#### [Data shown]

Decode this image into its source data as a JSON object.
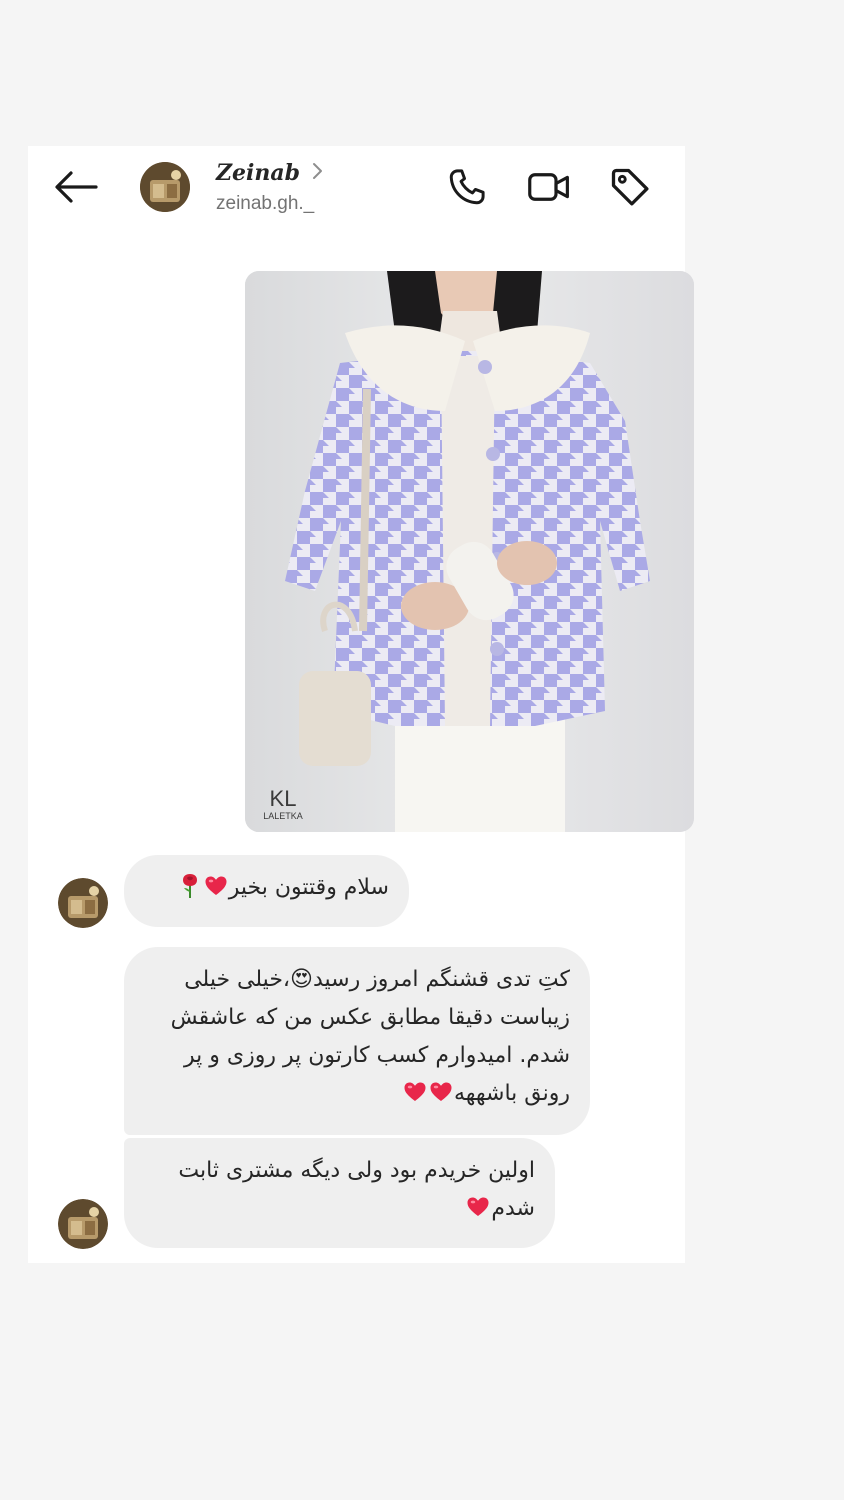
{
  "header": {
    "name": "Zeinab",
    "username": "zeinab.gh._",
    "icons": {
      "back": "arrow-left-icon",
      "call": "phone-icon",
      "video": "video-camera-icon",
      "tag": "tag-icon",
      "profile_chevron": "chevron-right-icon"
    }
  },
  "photo": {
    "brand_mark": "KL",
    "brand_name": "LALETKA",
    "jacket_color": "#a9a8e6"
  },
  "messages": [
    {
      "text": "سلام وقتتون بخیر",
      "emojis": [
        "heart",
        "rose"
      ]
    },
    {
      "text": "کتِ تدی قشنگم امروز رسید😍،خیلی خیلی زیباست دقیقا مطابق عکس من که عاشقش شدم. امیدوارم کسب کارتون پر روزی و پر رونق باشههه",
      "emojis": [
        "heart",
        "heart"
      ]
    },
    {
      "text": "اولین خریدم بود ولی دیگه مشتری ثابت شدم",
      "emojis": [
        "heart"
      ]
    }
  ],
  "colors": {
    "bubble": "#efefef",
    "text": "#262626",
    "heart": "#e8264a"
  }
}
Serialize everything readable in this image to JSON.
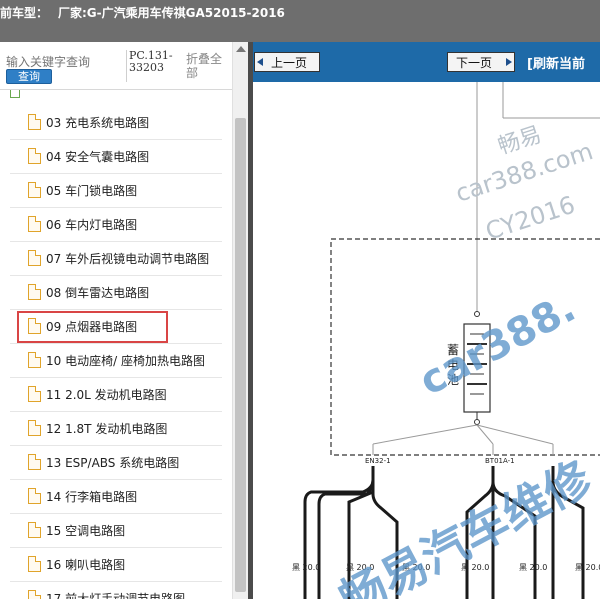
{
  "titlebar": {
    "label": "前车型：",
    "vendor": "厂家:G-广汽乘用车传祺GA52015-2016"
  },
  "sidebar": {
    "search_placeholder": "输入关键字查询",
    "search_button": "查询",
    "pc_code": "PC.131-33203",
    "collapse_all": "折叠全部",
    "items": [
      {
        "label": "03 充电系统电路图"
      },
      {
        "label": "04 安全气囊电路图"
      },
      {
        "label": "05 车门锁电路图"
      },
      {
        "label": "06 车内灯电路图"
      },
      {
        "label": "07 车外后视镜电动调节电路图"
      },
      {
        "label": "08 倒车雷达电路图"
      },
      {
        "label": "09 点烟器电路图",
        "selected": true
      },
      {
        "label": "10 电动座椅/ 座椅加热电路图"
      },
      {
        "label": "11 2.0L 发动机电路图"
      },
      {
        "label": "12 1.8T 发动机电路图"
      },
      {
        "label": "13 ESP/ABS 系统电路图"
      },
      {
        "label": "14 行李箱电路图"
      },
      {
        "label": "15 空调电路图"
      },
      {
        "label": "16 喇叭电路图"
      },
      {
        "label": "17 前大灯手动调节电路图"
      }
    ]
  },
  "toolbar": {
    "prev_label": "上一页",
    "next_label": "下一页",
    "refresh_label": "[刷新当前"
  },
  "diagram": {
    "component_label": "蓄电池",
    "connector_left": "EN32-1",
    "connector_right": "BT01A-1",
    "wire_color_label": "黑",
    "wire_size_label": "20.0",
    "watermarks": {
      "line1": "畅易",
      "line2": "car388.com",
      "line3": "CY2016",
      "line4": "car388.",
      "line5": "畅易汽车维修"
    }
  },
  "colors": {
    "titlebar": "#6e6e6e",
    "toolbar": "#1e6aa8",
    "search_button": "#2f7fc6",
    "selection_border": "#d94545",
    "doc_icon": "#e0a42b",
    "watermark": "#5b95c9"
  }
}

#### [Task instructions]
Leave out all images, then reproduce the entries above exactly.

#### [Task output]
Decode this image into its source data as a JSON object.
{
  "header": {
    "name": "Zeinab",
    "username": "zeinab.gh._",
    "icons": {
      "back": "arrow-left-icon",
      "call": "phone-icon",
      "video": "video-camera-icon",
      "tag": "tag-icon",
      "profile_chevron": "chevron-right-icon"
    }
  },
  "photo": {
    "brand_mark": "KL",
    "brand_name": "LALETKA",
    "jacket_color": "#a9a8e6"
  },
  "messages": [
    {
      "text": "سلام وقتتون بخیر",
      "emojis": [
        "heart",
        "rose"
      ]
    },
    {
      "text": "کتِ تدی قشنگم امروز رسید😍،خیلی خیلی زیباست دقیقا مطابق عکس من که عاشقش شدم. امیدوارم کسب کارتون پر روزی و پر رونق باشههه",
      "emojis": [
        "heart",
        "heart"
      ]
    },
    {
      "text": "اولین خریدم بود ولی دیگه مشتری ثابت شدم",
      "emojis": [
        "heart"
      ]
    }
  ],
  "colors": {
    "bubble": "#efefef",
    "text": "#262626",
    "heart": "#e8264a"
  }
}
Serialize everything readable in this image to JSON.
{
  "titlebar": {
    "label": "前车型：",
    "vendor": "厂家:G-广汽乘用车传祺GA52015-2016"
  },
  "sidebar": {
    "search_placeholder": "输入关键字查询",
    "search_button": "查询",
    "pc_code": "PC.131-33203",
    "collapse_all": "折叠全部",
    "items": [
      {
        "label": "03 充电系统电路图"
      },
      {
        "label": "04 安全气囊电路图"
      },
      {
        "label": "05 车门锁电路图"
      },
      {
        "label": "06 车内灯电路图"
      },
      {
        "label": "07 车外后视镜电动调节电路图"
      },
      {
        "label": "08 倒车雷达电路图"
      },
      {
        "label": "09 点烟器电路图",
        "selected": true
      },
      {
        "label": "10 电动座椅/ 座椅加热电路图"
      },
      {
        "label": "11 2.0L 发动机电路图"
      },
      {
        "label": "12 1.8T 发动机电路图"
      },
      {
        "label": "13 ESP/ABS 系统电路图"
      },
      {
        "label": "14 行李箱电路图"
      },
      {
        "label": "15 空调电路图"
      },
      {
        "label": "16 喇叭电路图"
      },
      {
        "label": "17 前大灯手动调节电路图"
      }
    ]
  },
  "toolbar": {
    "prev_label": "上一页",
    "next_label": "下一页",
    "refresh_label": "[刷新当前"
  },
  "diagram": {
    "component_label": "蓄电池",
    "connector_left": "EN32-1",
    "connector_right": "BT01A-1",
    "wire_color_label": "黑",
    "wire_size_label": "20.0",
    "watermarks": {
      "line1": "畅易",
      "line2": "car388.com",
      "line3": "CY2016",
      "line4": "car388.",
      "line5": "畅易汽车维修"
    }
  },
  "colors": {
    "titlebar": "#6e6e6e",
    "toolbar": "#1e6aa8",
    "search_button": "#2f7fc6",
    "selection_border": "#d94545",
    "doc_icon": "#e0a42b",
    "watermark": "#5b95c9"
  }
}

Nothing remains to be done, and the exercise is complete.